→ **Problem details**:
Output each entry verbatim and exclude every picture from it.

→ **Raw data**:
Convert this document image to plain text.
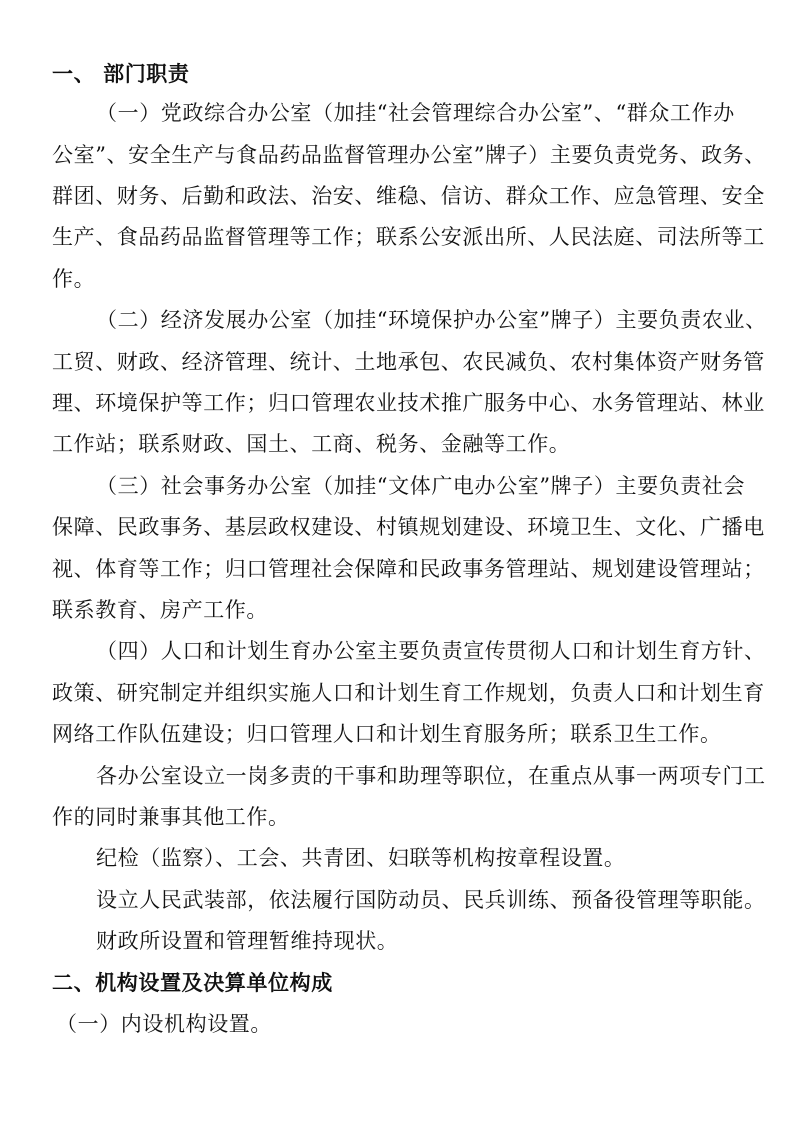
一、 部门职责
（一）党政综合办公室（加挂“社会管理综合办公室”、“群众工作办
公室”、安全生产与食品药品监督管理办公室”牌子）主要负责党务、政务、
群团、财务、后勤和政法、治安、维稳、信访、群众工作、应急管理、安全
生产、食品药品监督管理等工作；联系公安派出所、人民法庭、司法所等工
作。
（二）经济发展办公室（加挂“环境保护办公室”牌子）主要负责农业、
工贸、财政、经济管理、统计、土地承包、农民减负、农村集体资产财务管
理、环境保护等工作；归口管理农业技术推广服务中心、水务管理站、林业
工作站；联系财政、国土、工商、税务、金融等工作。
（三）社会事务办公室（加挂“文体广电办公室”牌子）主要负责社会
保障、民政事务、基层政权建设、村镇规划建设、环境卫生、文化、广播电
视、体育等工作；归口管理社会保障和民政事务管理站、规划建设管理站；
联系教育、房产工作。
（四）人口和计划生育办公室主要负责宣传贯彻人口和计划生育方针、
政策、研究制定并组织实施人口和计划生育工作规划，负责人口和计划生育
网络工作队伍建设；归口管理人口和计划生育服务所；联系卫生工作。
各办公室设立一岗多责的干事和助理等职位，在重点从事一两项专门工
作的同时兼事其他工作。
纪检（监察）、工会、共青团、妇联等机构按章程设置。
设立人民武装部，依法履行国防动员、民兵训练、预备役管理等职能。
财政所设置和管理暂维持现状。
二、机构设置及决算单位构成
（一）内设机构设置。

→ **Completed task**:
Convert this document image to plain text.
一、 部门职责
（一）党政综合办公室（加挂“社会管理综合办公室”、“群众工作办
公室”、安全生产与食品药品监督管理办公室”牌子）主要负责党务、政务、
群团、财务、后勤和政法、治安、维稳、信访、群众工作、应急管理、安全
生产、食品药品监督管理等工作；联系公安派出所、人民法庭、司法所等工
作。
（二）经济发展办公室（加挂“环境保护办公室”牌子）主要负责农业、
工贸、财政、经济管理、统计、土地承包、农民减负、农村集体资产财务管
理、环境保护等工作；归口管理农业技术推广服务中心、水务管理站、林业
工作站；联系财政、国土、工商、税务、金融等工作。
（三）社会事务办公室（加挂“文体广电办公室”牌子）主要负责社会
保障、民政事务、基层政权建设、村镇规划建设、环境卫生、文化、广播电
视、体育等工作；归口管理社会保障和民政事务管理站、规划建设管理站；
联系教育、房产工作。
（四）人口和计划生育办公室主要负责宣传贯彻人口和计划生育方针、
政策、研究制定并组织实施人口和计划生育工作规划，负责人口和计划生育
网络工作队伍建设；归口管理人口和计划生育服务所；联系卫生工作。
各办公室设立一岗多责的干事和助理等职位，在重点从事一两项专门工
作的同时兼事其他工作。
纪检（监察）、工会、共青团、妇联等机构按章程设置。
设立人民武装部，依法履行国防动员、民兵训练、预备役管理等职能。
财政所设置和管理暂维持现状。
二、机构设置及决算单位构成
（一）内设机构设置。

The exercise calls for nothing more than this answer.